## Task brief:
Images are not part of the copy; transcribe all the data exactly.
Start of Data under study
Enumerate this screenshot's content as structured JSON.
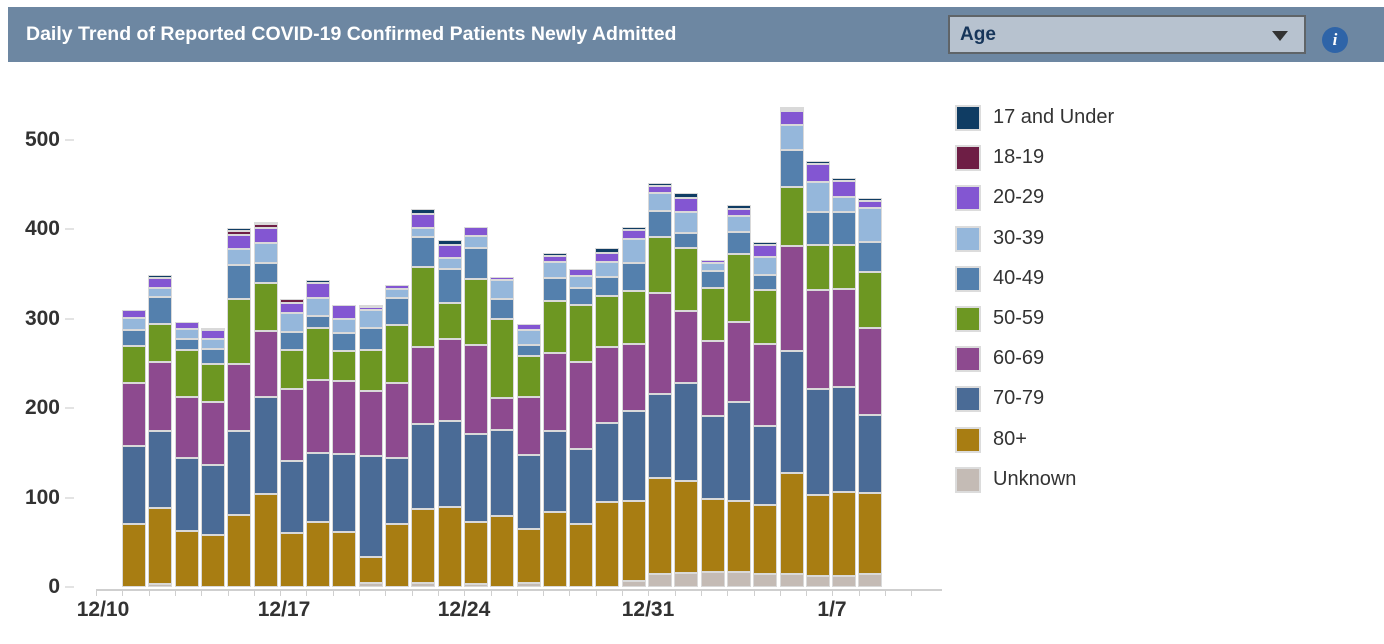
{
  "header": {
    "title": "Daily Trend of Reported COVID-19 Confirmed Patients Newly Admitted",
    "dropdown": {
      "value": "Age"
    },
    "info_icon_glyph": "i"
  },
  "colors": {
    "header_bg": "#6d87a2",
    "dropdown_bg": "#b7c2cf",
    "dropdown_text": "#16355a",
    "info_icon_bg": "#2e64a8",
    "axis_text": "#323232",
    "bar_outline": "#d9d9d9"
  },
  "legend": {
    "items": [
      {
        "label": "17 and Under",
        "color": "#0f3c63"
      },
      {
        "label": "18-19",
        "color": "#6e1e45"
      },
      {
        "label": "20-29",
        "color": "#8356d2"
      },
      {
        "label": "30-39",
        "color": "#95b7db"
      },
      {
        "label": "40-49",
        "color": "#5480ad"
      },
      {
        "label": "50-59",
        "color": "#6d9722"
      },
      {
        "label": "60-69",
        "color": "#8d4a8f"
      },
      {
        "label": "70-79",
        "color": "#4a6b96"
      },
      {
        "label": "80+",
        "color": "#a87d12"
      },
      {
        "label": "Unknown",
        "color": "#c4bbb5"
      }
    ]
  },
  "chart_data": {
    "type": "bar",
    "stacked": true,
    "title": "Daily Trend of Reported COVID-19 Confirmed Patients Newly Admitted",
    "xlabel": "",
    "ylabel": "",
    "ylim": [
      0,
      560
    ],
    "grid": false,
    "legend_position": "right",
    "yticks": [
      0,
      100,
      200,
      300,
      400,
      500
    ],
    "xtick_labels": [
      "12/10",
      "12/17",
      "12/24",
      "12/31",
      "1/7"
    ],
    "categories": [
      "12/11",
      "12/12",
      "12/13",
      "12/14",
      "12/15",
      "12/16",
      "12/17",
      "12/18",
      "12/19",
      "12/20",
      "12/21",
      "12/22",
      "12/23",
      "12/24",
      "12/25",
      "12/26",
      "12/27",
      "12/28",
      "12/29",
      "12/30",
      "12/31",
      "1/1",
      "1/2",
      "1/3",
      "1/4",
      "1/5",
      "1/6",
      "1/7",
      "1/8"
    ],
    "series": [
      {
        "name": "Unknown",
        "color": "#c4bbb5",
        "values": [
          0,
          3,
          0,
          0,
          0,
          0,
          0,
          0,
          0,
          4,
          0,
          5,
          0,
          3,
          0,
          4,
          0,
          0,
          0,
          7,
          15,
          16,
          17,
          17,
          14,
          14,
          12,
          12,
          15
        ]
      },
      {
        "name": "80+",
        "color": "#a87d12",
        "values": [
          70,
          85,
          63,
          58,
          80,
          104,
          60,
          73,
          62,
          30,
          70,
          82,
          89,
          70,
          79,
          61,
          84,
          70,
          95,
          89,
          107,
          103,
          82,
          79,
          78,
          114,
          91,
          94,
          90
        ]
      },
      {
        "name": "70-79",
        "color": "#4a6b96",
        "values": [
          88,
          87,
          81,
          79,
          94,
          108,
          81,
          77,
          87,
          113,
          74,
          95,
          97,
          98,
          97,
          83,
          91,
          84,
          88,
          101,
          94,
          109,
          92,
          111,
          88,
          136,
          119,
          118,
          87
        ]
      },
      {
        "name": "60-69",
        "color": "#8d4a8f",
        "values": [
          70,
          77,
          69,
          70,
          76,
          74,
          81,
          82,
          81,
          72,
          84,
          87,
          91,
          100,
          36,
          65,
          87,
          98,
          86,
          75,
          113,
          81,
          84,
          90,
          92,
          118,
          110,
          109,
          98
        ]
      },
      {
        "name": "50-59",
        "color": "#6d9722",
        "values": [
          42,
          42,
          52,
          42,
          72,
          54,
          43,
          58,
          34,
          46,
          65,
          89,
          41,
          74,
          88,
          45,
          58,
          64,
          56,
          59,
          62,
          70,
          60,
          76,
          60,
          65,
          51,
          50,
          62
        ]
      },
      {
        "name": "40-49",
        "color": "#5480ad",
        "values": [
          17,
          30,
          13,
          17,
          38,
          23,
          20,
          13,
          20,
          25,
          30,
          34,
          38,
          34,
          22,
          13,
          26,
          18,
          22,
          32,
          30,
          17,
          18,
          24,
          17,
          42,
          36,
          36,
          34
        ]
      },
      {
        "name": "30-39",
        "color": "#95b7db",
        "values": [
          14,
          10,
          11,
          12,
          18,
          22,
          22,
          20,
          16,
          20,
          10,
          10,
          12,
          14,
          22,
          17,
          18,
          14,
          17,
          26,
          20,
          24,
          10,
          18,
          20,
          28,
          34,
          17,
          38
        ]
      },
      {
        "name": "20-29",
        "color": "#8356d2",
        "values": [
          9,
          12,
          8,
          9,
          16,
          17,
          11,
          17,
          16,
          3,
          5,
          15,
          15,
          10,
          3,
          6,
          6,
          8,
          10,
          10,
          8,
          15,
          3,
          8,
          14,
          16,
          20,
          18,
          8
        ]
      },
      {
        "name": "18-19",
        "color": "#6e1e45",
        "values": [
          0,
          0,
          0,
          3,
          4,
          4,
          4,
          0,
          0,
          0,
          0,
          0,
          0,
          0,
          0,
          0,
          0,
          0,
          0,
          0,
          0,
          0,
          0,
          0,
          0,
          2,
          0,
          0,
          0
        ]
      },
      {
        "name": "17 and Under",
        "color": "#0f3c63",
        "values": [
          0,
          3,
          0,
          0,
          4,
          2,
          0,
          3,
          0,
          2,
          0,
          6,
          5,
          0,
          0,
          0,
          4,
          0,
          5,
          4,
          3,
          6,
          0,
          4,
          3,
          2,
          4,
          4,
          3
        ]
      }
    ]
  }
}
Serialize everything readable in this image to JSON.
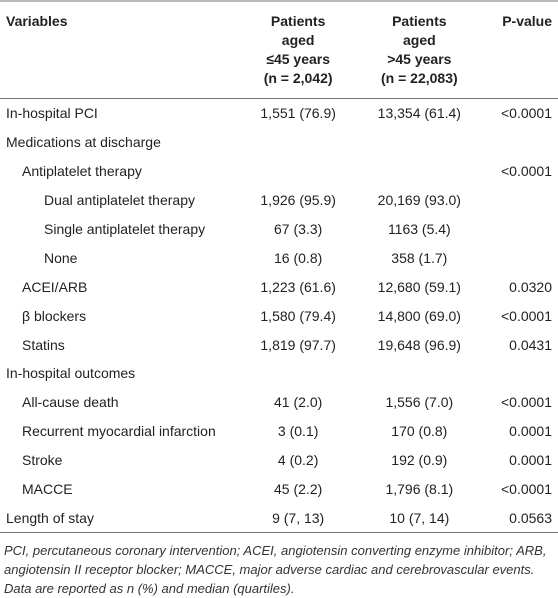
{
  "table": {
    "header": [
      [
        "Variables"
      ],
      [
        "Patients",
        "aged",
        "≤45 years",
        "(n = 2,042)"
      ],
      [
        "Patients",
        "aged",
        ">45 years",
        "(n = 22,083)"
      ],
      [
        "P-value"
      ]
    ],
    "rows": [
      [
        "In-hospital PCI",
        "1,551 (76.9)",
        "13,354 (61.4)",
        "<0.0001"
      ],
      [
        "Medications at discharge",
        null,
        null,
        null
      ],
      [
        "Antiplatelet therapy",
        null,
        null,
        "<0.0001"
      ],
      [
        "Dual antiplatelet therapy",
        "1,926 (95.9)",
        "20,169 (93.0)",
        null
      ],
      [
        "Single antiplatelet therapy",
        "67 (3.3)",
        "1163 (5.4)",
        null
      ],
      [
        "None",
        "16 (0.8)",
        "358 (1.7)",
        null
      ],
      [
        "ACEI/ARB",
        "1,223 (61.6)",
        "12,680 (59.1)",
        "0.0320"
      ],
      [
        "β blockers",
        "1,580 (79.4)",
        "14,800 (69.0)",
        "<0.0001"
      ],
      [
        "Statins",
        "1,819 (97.7)",
        "19,648 (96.9)",
        "0.0431"
      ],
      [
        "In-hospital outcomes",
        null,
        null,
        null
      ],
      [
        "All-cause death",
        "41 (2.0)",
        "1,556 (7.0)",
        "<0.0001"
      ],
      [
        "Recurrent myocardial infarction",
        "3 (0.1)",
        "170 (0.8)",
        "0.0001"
      ],
      [
        "Stroke",
        "4 (0.2)",
        "192 (0.9)",
        "0.0001"
      ],
      [
        "MACCE",
        "45 (2.2)",
        "1,796 (8.1)",
        "<0.0001"
      ],
      [
        "Length of stay",
        "9 (7, 13)",
        "10 (7, 14)",
        "0.0563"
      ]
    ]
  },
  "footnote": "PCI, percutaneous coronary intervention; ACEI, angiotensin converting enzyme inhibitor; ARB, angiotensin II receptor blocker; MACCE, major adverse cardiac and cerebrovascular events. Data are reported as n (%) and median (quartiles)."
}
End of Data under study
## Result of the task:
Enumerate this screenshot's content as structured JSON.
{
  "header": {
    "title": "Daily Trend of Reported COVID-19 Confirmed Patients Newly Admitted",
    "dropdown": {
      "value": "Age"
    },
    "info_icon_glyph": "i"
  },
  "colors": {
    "header_bg": "#6d87a2",
    "dropdown_bg": "#b7c2cf",
    "dropdown_text": "#16355a",
    "info_icon_bg": "#2e64a8",
    "axis_text": "#323232",
    "bar_outline": "#d9d9d9"
  },
  "legend": {
    "items": [
      {
        "label": "17 and Under",
        "color": "#0f3c63"
      },
      {
        "label": "18-19",
        "color": "#6e1e45"
      },
      {
        "label": "20-29",
        "color": "#8356d2"
      },
      {
        "label": "30-39",
        "color": "#95b7db"
      },
      {
        "label": "40-49",
        "color": "#5480ad"
      },
      {
        "label": "50-59",
        "color": "#6d9722"
      },
      {
        "label": "60-69",
        "color": "#8d4a8f"
      },
      {
        "label": "70-79",
        "color": "#4a6b96"
      },
      {
        "label": "80+",
        "color": "#a87d12"
      },
      {
        "label": "Unknown",
        "color": "#c4bbb5"
      }
    ]
  },
  "chart_data": {
    "type": "bar",
    "stacked": true,
    "title": "Daily Trend of Reported COVID-19 Confirmed Patients Newly Admitted",
    "xlabel": "",
    "ylabel": "",
    "ylim": [
      0,
      560
    ],
    "grid": false,
    "legend_position": "right",
    "yticks": [
      0,
      100,
      200,
      300,
      400,
      500
    ],
    "xtick_labels": [
      "12/10",
      "12/17",
      "12/24",
      "12/31",
      "1/7"
    ],
    "categories": [
      "12/11",
      "12/12",
      "12/13",
      "12/14",
      "12/15",
      "12/16",
      "12/17",
      "12/18",
      "12/19",
      "12/20",
      "12/21",
      "12/22",
      "12/23",
      "12/24",
      "12/25",
      "12/26",
      "12/27",
      "12/28",
      "12/29",
      "12/30",
      "12/31",
      "1/1",
      "1/2",
      "1/3",
      "1/4",
      "1/5",
      "1/6",
      "1/7",
      "1/8"
    ],
    "series": [
      {
        "name": "Unknown",
        "color": "#c4bbb5",
        "values": [
          0,
          3,
          0,
          0,
          0,
          0,
          0,
          0,
          0,
          4,
          0,
          5,
          0,
          3,
          0,
          4,
          0,
          0,
          0,
          7,
          15,
          16,
          17,
          17,
          14,
          14,
          12,
          12,
          15
        ]
      },
      {
        "name": "80+",
        "color": "#a87d12",
        "values": [
          70,
          85,
          63,
          58,
          80,
          104,
          60,
          73,
          62,
          30,
          70,
          82,
          89,
          70,
          79,
          61,
          84,
          70,
          95,
          89,
          107,
          103,
          82,
          79,
          78,
          114,
          91,
          94,
          90
        ]
      },
      {
        "name": "70-79",
        "color": "#4a6b96",
        "values": [
          88,
          87,
          81,
          79,
          94,
          108,
          81,
          77,
          87,
          113,
          74,
          95,
          97,
          98,
          97,
          83,
          91,
          84,
          88,
          101,
          94,
          109,
          92,
          111,
          88,
          136,
          119,
          118,
          87
        ]
      },
      {
        "name": "60-69",
        "color": "#8d4a8f",
        "values": [
          70,
          77,
          69,
          70,
          76,
          74,
          81,
          82,
          81,
          72,
          84,
          87,
          91,
          100,
          36,
          65,
          87,
          98,
          86,
          75,
          113,
          81,
          84,
          90,
          92,
          118,
          110,
          109,
          98
        ]
      },
      {
        "name": "50-59",
        "color": "#6d9722",
        "values": [
          42,
          42,
          52,
          42,
          72,
          54,
          43,
          58,
          34,
          46,
          65,
          89,
          41,
          74,
          88,
          45,
          58,
          64,
          56,
          59,
          62,
          70,
          60,
          76,
          60,
          65,
          51,
          50,
          62
        ]
      },
      {
        "name": "40-49",
        "color": "#5480ad",
        "values": [
          17,
          30,
          13,
          17,
          38,
          23,
          20,
          13,
          20,
          25,
          30,
          34,
          38,
          34,
          22,
          13,
          26,
          18,
          22,
          32,
          30,
          17,
          18,
          24,
          17,
          42,
          36,
          36,
          34
        ]
      },
      {
        "name": "30-39",
        "color": "#95b7db",
        "values": [
          14,
          10,
          11,
          12,
          18,
          22,
          22,
          20,
          16,
          20,
          10,
          10,
          12,
          14,
          22,
          17,
          18,
          14,
          17,
          26,
          20,
          24,
          10,
          18,
          20,
          28,
          34,
          17,
          38
        ]
      },
      {
        "name": "20-29",
        "color": "#8356d2",
        "values": [
          9,
          12,
          8,
          9,
          16,
          17,
          11,
          17,
          16,
          3,
          5,
          15,
          15,
          10,
          3,
          6,
          6,
          8,
          10,
          10,
          8,
          15,
          3,
          8,
          14,
          16,
          20,
          18,
          8
        ]
      },
      {
        "name": "18-19",
        "color": "#6e1e45",
        "values": [
          0,
          0,
          0,
          3,
          4,
          4,
          4,
          0,
          0,
          0,
          0,
          0,
          0,
          0,
          0,
          0,
          0,
          0,
          0,
          0,
          0,
          0,
          0,
          0,
          0,
          2,
          0,
          0,
          0
        ]
      },
      {
        "name": "17 and Under",
        "color": "#0f3c63",
        "values": [
          0,
          3,
          0,
          0,
          4,
          2,
          0,
          3,
          0,
          2,
          0,
          6,
          5,
          0,
          0,
          0,
          4,
          0,
          5,
          4,
          3,
          6,
          0,
          4,
          3,
          2,
          4,
          4,
          3
        ]
      }
    ]
  }
}
Serialize everything readable in this image to JSON.
{
  "table": {
    "header": [
      [
        "Variables"
      ],
      [
        "Patients",
        "aged",
        "≤45 years",
        "(n = 2,042)"
      ],
      [
        "Patients",
        "aged",
        ">45 years",
        "(n = 22,083)"
      ],
      [
        "P-value"
      ]
    ],
    "rows": [
      [
        "In-hospital PCI",
        "1,551 (76.9)",
        "13,354 (61.4)",
        "<0.0001"
      ],
      [
        "Medications at discharge",
        null,
        null,
        null
      ],
      [
        "Antiplatelet therapy",
        null,
        null,
        "<0.0001"
      ],
      [
        "Dual antiplatelet therapy",
        "1,926 (95.9)",
        "20,169 (93.0)",
        null
      ],
      [
        "Single antiplatelet therapy",
        "67 (3.3)",
        "1163 (5.4)",
        null
      ],
      [
        "None",
        "16 (0.8)",
        "358 (1.7)",
        null
      ],
      [
        "ACEI/ARB",
        "1,223 (61.6)",
        "12,680 (59.1)",
        "0.0320"
      ],
      [
        "β blockers",
        "1,580 (79.4)",
        "14,800 (69.0)",
        "<0.0001"
      ],
      [
        "Statins",
        "1,819 (97.7)",
        "19,648 (96.9)",
        "0.0431"
      ],
      [
        "In-hospital outcomes",
        null,
        null,
        null
      ],
      [
        "All-cause death",
        "41 (2.0)",
        "1,556 (7.0)",
        "<0.0001"
      ],
      [
        "Recurrent myocardial infarction",
        "3 (0.1)",
        "170 (0.8)",
        "0.0001"
      ],
      [
        "Stroke",
        "4 (0.2)",
        "192 (0.9)",
        "0.0001"
      ],
      [
        "MACCE",
        "45 (2.2)",
        "1,796 (8.1)",
        "<0.0001"
      ],
      [
        "Length of stay",
        "9 (7, 13)",
        "10 (7, 14)",
        "0.0563"
      ]
    ]
  },
  "footnote": "PCI, percutaneous coronary intervention; ACEI, angiotensin converting enzyme inhibitor; ARB, angiotensin II receptor blocker; MACCE, major adverse cardiac and cerebrovascular events. Data are reported as n (%) and median (quartiles)."
}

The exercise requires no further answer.